■ The request ■
Identify each line holding the string "filled" and copy it.

■ Information given ■
******************************

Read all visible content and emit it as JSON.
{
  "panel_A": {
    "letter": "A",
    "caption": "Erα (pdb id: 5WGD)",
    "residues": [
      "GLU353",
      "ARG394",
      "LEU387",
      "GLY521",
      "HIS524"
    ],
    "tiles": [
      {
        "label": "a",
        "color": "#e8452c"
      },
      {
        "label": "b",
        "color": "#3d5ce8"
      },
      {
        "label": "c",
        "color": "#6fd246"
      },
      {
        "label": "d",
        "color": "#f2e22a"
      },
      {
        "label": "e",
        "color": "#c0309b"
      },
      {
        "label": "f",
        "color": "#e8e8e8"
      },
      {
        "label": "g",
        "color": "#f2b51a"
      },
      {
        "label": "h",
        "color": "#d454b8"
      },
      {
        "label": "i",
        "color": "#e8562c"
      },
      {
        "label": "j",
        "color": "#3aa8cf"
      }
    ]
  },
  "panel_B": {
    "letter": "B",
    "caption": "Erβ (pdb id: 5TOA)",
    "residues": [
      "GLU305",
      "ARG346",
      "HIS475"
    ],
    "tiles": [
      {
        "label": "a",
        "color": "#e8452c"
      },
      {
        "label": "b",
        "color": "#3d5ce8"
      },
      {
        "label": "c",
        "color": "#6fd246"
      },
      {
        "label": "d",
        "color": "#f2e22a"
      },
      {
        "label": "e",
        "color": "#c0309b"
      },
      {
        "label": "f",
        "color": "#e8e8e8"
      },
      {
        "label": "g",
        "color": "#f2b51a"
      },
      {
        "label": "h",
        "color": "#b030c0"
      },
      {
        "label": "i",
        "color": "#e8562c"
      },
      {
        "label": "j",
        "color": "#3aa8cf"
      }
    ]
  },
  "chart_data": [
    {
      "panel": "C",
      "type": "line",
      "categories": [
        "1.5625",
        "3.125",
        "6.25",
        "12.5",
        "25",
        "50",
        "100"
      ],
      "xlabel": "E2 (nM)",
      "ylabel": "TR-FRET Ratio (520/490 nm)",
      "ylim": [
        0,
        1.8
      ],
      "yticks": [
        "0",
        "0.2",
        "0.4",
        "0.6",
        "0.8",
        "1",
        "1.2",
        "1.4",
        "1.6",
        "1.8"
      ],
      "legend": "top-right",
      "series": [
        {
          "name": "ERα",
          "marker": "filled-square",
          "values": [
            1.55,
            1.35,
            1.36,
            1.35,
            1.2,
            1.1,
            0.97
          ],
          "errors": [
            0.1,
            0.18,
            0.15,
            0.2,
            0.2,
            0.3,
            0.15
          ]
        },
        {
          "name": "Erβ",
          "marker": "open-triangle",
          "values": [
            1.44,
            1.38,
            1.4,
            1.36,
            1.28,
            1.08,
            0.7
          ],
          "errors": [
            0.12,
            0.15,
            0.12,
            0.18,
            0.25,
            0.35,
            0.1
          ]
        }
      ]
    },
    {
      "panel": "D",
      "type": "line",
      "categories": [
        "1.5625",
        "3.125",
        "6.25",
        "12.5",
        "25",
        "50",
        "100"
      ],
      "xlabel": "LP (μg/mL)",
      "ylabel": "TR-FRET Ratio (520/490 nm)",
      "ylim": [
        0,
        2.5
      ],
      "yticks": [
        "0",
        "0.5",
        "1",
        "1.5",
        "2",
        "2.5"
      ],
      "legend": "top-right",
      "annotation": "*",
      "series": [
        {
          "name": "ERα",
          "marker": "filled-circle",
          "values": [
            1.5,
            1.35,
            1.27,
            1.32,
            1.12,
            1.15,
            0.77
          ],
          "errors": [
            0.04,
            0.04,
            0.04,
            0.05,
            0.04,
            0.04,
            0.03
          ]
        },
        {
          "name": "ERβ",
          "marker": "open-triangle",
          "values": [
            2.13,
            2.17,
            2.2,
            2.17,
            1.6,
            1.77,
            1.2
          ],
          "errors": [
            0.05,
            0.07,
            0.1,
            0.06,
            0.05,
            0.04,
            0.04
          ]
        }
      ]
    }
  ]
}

******************************

■ Result of the task ■
          "marker": "filled-square",
          "marker": "filled-circle",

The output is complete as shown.